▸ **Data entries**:
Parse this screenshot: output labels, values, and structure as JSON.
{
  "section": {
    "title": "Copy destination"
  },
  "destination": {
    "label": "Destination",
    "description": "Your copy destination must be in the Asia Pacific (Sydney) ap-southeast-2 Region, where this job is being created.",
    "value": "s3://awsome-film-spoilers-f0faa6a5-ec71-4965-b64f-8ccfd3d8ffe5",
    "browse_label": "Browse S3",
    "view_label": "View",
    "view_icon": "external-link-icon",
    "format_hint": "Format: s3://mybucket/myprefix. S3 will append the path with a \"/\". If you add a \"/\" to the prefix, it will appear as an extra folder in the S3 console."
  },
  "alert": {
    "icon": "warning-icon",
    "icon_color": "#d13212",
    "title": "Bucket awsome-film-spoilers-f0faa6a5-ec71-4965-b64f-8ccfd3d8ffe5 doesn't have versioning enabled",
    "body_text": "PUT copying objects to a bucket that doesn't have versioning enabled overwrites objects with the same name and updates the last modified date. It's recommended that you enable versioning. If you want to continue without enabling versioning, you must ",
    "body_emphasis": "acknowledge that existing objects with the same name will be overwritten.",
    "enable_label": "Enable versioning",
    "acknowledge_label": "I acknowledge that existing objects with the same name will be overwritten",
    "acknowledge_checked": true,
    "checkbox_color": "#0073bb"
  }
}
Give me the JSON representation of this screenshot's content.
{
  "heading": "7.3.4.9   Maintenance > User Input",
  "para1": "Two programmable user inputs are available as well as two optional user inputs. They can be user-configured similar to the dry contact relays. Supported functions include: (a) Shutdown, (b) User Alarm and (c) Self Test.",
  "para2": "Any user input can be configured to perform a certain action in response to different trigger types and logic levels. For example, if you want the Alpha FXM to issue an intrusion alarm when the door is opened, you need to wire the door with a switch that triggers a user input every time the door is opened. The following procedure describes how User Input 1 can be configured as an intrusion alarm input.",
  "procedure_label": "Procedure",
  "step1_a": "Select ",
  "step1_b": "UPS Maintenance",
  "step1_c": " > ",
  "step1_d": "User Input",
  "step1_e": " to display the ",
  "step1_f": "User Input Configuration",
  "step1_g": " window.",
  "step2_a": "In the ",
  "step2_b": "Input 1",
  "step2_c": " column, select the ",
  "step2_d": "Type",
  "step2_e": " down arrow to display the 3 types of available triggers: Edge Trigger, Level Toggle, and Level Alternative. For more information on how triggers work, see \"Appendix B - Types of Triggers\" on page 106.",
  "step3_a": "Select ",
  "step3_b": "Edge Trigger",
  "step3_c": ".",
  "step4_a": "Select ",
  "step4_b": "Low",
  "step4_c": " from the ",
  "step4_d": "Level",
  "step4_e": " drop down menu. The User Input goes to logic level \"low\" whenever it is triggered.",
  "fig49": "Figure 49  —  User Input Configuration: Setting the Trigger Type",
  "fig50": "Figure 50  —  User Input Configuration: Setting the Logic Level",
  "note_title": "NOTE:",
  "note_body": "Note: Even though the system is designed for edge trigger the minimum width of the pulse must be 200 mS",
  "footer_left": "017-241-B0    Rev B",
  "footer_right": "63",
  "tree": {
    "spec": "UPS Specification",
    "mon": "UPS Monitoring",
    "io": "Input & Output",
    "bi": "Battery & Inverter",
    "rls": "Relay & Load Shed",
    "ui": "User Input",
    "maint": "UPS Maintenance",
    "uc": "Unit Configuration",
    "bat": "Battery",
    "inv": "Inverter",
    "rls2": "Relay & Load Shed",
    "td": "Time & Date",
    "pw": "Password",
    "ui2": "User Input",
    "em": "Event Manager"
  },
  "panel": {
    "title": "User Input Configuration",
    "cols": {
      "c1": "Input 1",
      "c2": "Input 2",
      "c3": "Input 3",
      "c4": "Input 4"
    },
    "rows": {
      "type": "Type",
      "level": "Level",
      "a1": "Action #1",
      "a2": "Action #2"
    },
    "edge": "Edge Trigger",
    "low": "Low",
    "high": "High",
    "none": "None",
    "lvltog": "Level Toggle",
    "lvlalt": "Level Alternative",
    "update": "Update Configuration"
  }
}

▸ **Task directions**: Examine the records and pull out every line where the string "film" occurs.

▸ **Correct output**:
    "value": "s3://awsome-film-spoilers-f0faa6a5-ec71-4965-b64f-8ccfd3d8ffe5",
    "title": "Bucket awsome-film-spoilers-f0faa6a5-ec71-4965-b64f-8ccfd3d8ffe5 doesn't have versioning enabled",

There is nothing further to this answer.